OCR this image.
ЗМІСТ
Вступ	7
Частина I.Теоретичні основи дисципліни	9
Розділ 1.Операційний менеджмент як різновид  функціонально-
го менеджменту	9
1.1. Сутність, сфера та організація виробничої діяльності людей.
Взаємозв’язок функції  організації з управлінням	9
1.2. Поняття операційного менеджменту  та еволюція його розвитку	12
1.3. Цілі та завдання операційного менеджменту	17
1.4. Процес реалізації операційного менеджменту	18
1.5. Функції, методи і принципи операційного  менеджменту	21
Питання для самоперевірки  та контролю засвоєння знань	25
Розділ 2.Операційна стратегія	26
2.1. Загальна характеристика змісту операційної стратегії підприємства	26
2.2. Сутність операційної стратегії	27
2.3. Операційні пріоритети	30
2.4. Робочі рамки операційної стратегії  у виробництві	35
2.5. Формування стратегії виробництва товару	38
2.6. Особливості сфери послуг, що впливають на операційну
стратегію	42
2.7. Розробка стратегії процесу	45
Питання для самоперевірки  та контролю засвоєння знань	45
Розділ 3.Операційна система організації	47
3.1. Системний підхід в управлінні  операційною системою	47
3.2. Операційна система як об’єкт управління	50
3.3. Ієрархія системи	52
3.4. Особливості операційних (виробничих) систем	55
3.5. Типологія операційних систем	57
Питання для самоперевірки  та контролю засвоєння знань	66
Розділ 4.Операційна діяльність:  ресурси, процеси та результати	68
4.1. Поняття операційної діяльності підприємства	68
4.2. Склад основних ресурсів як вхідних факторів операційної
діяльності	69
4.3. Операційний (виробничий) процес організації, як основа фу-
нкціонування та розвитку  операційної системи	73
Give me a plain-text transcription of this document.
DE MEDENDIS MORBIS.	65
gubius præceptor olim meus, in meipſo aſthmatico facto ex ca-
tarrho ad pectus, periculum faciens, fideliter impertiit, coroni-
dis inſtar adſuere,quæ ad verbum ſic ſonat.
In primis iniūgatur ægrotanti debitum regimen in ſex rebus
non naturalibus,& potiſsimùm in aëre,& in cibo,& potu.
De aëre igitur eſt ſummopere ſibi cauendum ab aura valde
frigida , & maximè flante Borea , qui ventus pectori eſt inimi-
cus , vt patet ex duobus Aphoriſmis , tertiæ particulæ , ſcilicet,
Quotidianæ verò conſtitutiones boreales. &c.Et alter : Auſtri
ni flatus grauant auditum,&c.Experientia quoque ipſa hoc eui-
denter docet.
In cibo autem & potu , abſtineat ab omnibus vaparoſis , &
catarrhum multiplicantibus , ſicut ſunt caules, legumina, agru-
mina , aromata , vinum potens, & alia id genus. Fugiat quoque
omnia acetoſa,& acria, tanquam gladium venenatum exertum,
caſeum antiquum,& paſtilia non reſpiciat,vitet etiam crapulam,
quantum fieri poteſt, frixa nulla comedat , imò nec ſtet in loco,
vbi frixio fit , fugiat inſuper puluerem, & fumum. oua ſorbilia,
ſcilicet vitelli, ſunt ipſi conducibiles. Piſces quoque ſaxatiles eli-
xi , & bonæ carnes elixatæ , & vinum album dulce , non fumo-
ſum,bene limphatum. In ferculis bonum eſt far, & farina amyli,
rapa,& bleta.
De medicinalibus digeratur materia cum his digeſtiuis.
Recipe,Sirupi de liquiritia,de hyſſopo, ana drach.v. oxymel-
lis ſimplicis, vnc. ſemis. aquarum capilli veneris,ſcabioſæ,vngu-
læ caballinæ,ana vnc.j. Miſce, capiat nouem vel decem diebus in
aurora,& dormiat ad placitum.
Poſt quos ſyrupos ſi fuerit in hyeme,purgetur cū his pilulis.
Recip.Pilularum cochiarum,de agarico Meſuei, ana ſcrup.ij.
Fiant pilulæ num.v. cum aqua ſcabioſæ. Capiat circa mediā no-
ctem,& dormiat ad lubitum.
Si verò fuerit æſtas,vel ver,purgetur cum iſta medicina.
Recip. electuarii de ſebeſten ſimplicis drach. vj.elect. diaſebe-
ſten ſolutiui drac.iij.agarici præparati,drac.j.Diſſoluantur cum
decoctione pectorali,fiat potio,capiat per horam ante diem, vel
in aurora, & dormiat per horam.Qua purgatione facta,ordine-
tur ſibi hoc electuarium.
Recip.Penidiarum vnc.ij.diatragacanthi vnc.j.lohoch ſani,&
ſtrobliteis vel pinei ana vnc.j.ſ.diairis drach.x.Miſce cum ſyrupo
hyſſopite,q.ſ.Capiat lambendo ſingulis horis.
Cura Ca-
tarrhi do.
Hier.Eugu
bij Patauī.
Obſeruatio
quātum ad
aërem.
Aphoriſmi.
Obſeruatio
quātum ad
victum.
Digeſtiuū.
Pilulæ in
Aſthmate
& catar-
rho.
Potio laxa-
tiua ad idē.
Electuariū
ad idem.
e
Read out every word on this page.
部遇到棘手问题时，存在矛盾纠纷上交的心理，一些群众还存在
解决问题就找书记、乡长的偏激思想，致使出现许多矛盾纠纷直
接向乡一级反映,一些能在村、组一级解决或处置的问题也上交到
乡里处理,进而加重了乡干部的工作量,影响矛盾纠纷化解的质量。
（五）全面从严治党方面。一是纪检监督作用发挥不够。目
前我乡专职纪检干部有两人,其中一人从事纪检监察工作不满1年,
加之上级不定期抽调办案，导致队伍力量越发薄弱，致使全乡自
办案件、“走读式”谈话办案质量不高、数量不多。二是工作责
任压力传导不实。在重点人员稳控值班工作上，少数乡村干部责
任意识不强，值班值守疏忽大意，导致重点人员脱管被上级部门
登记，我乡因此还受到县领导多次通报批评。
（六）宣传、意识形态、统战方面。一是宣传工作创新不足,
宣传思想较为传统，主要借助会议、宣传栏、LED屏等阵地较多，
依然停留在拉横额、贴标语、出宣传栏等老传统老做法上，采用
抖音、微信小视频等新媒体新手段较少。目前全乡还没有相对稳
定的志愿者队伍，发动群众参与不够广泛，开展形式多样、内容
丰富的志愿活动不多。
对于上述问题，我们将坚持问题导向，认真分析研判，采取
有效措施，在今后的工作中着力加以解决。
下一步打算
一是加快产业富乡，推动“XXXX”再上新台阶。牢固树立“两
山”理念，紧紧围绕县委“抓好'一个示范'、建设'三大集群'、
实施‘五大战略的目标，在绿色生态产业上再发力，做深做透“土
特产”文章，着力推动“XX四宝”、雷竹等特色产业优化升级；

- Work to be completed:
Pull out all lines in the data above that include "діяльності".

- Solution to the problem:
1.1. Сутність, сфера та організація виробничої діяльності людей.
4.1. Поняття операційної діяльності підприємства	68
діяльності	69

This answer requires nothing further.